TASK DIRECTIONS: Pictures aside, repeat every entry exactly.
start DATA TO USE
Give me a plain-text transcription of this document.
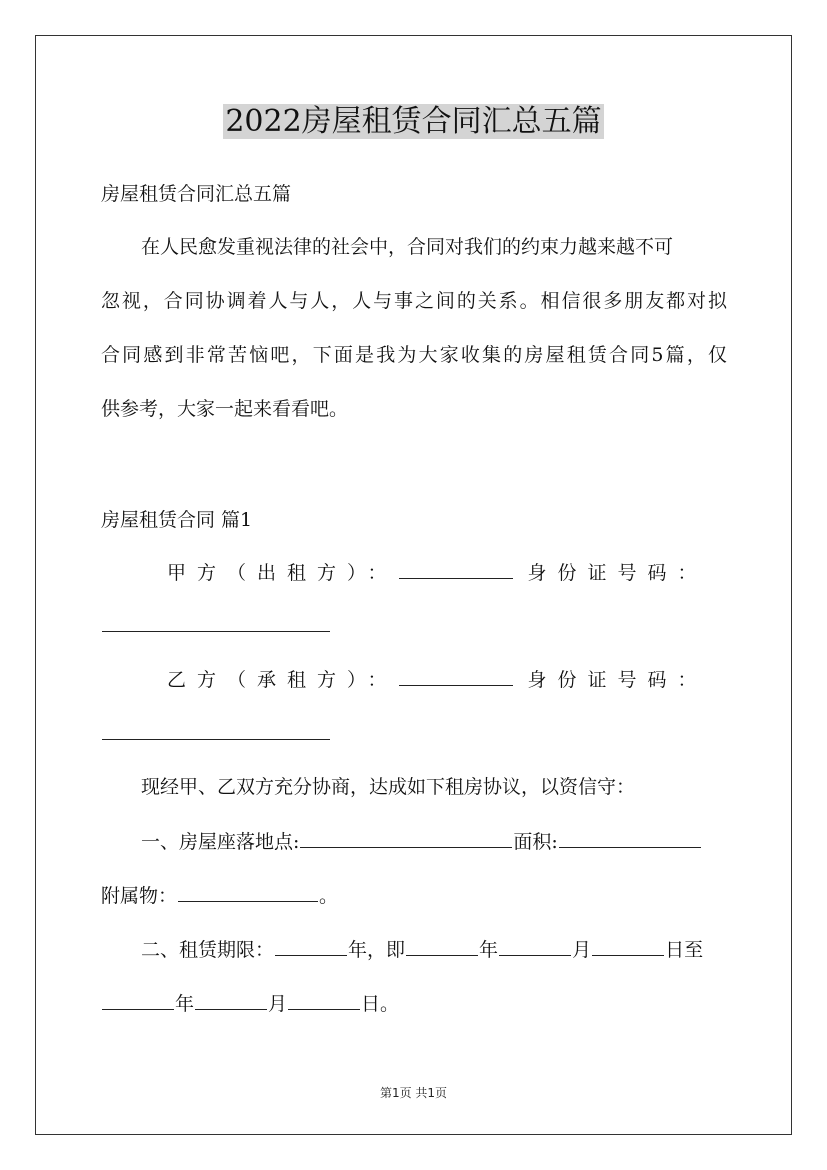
2022房屋租赁合同汇总五篇
房屋租赁合同汇总五篇
在人民愈发重视法律的社会中，合同对我们的约束力越来越不可
忽视，合同协调着人与人，人与事之间的关系。相信很多朋友都对拟
合同感到非常苦恼吧，下面是我为大家收集的房屋租赁合同5篇，仅
供参考，大家一起来看看吧。
房屋租赁合同 篇1
甲方（出租方）：	身份证号码：
乙方（承租方）：	身份证号码：
现经甲、乙双方充分协商，达成如下租房协议，以资信守：
一、房屋座落地点:	面积:
附属物：	。
二、租赁期限：	年，即	年	月	日至
年	月	日。
第1页 共1页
end DATA TO USE
FULL SOLUTION:
Give me a plain-text transcription of this document.
2022房屋租赁合同汇总五篇
房屋租赁合同汇总五篇
在人民愈发重视法律的社会中，合同对我们的约束力越来越不可
忽视，合同协调着人与人，人与事之间的关系。相信很多朋友都对拟
合同感到非常苦恼吧，下面是我为大家收集的房屋租赁合同5篇，仅
供参考，大家一起来看看吧。
房屋租赁合同 篇1
甲方（出租方）：	身份证号码：
乙方（承租方）：	身份证号码：
现经甲、乙双方充分协商，达成如下租房协议，以资信守：
一、房屋座落地点:	面积:
附属物：	。
二、租赁期限：	年，即	年	月	日至
年	月	日。
第1页 共1页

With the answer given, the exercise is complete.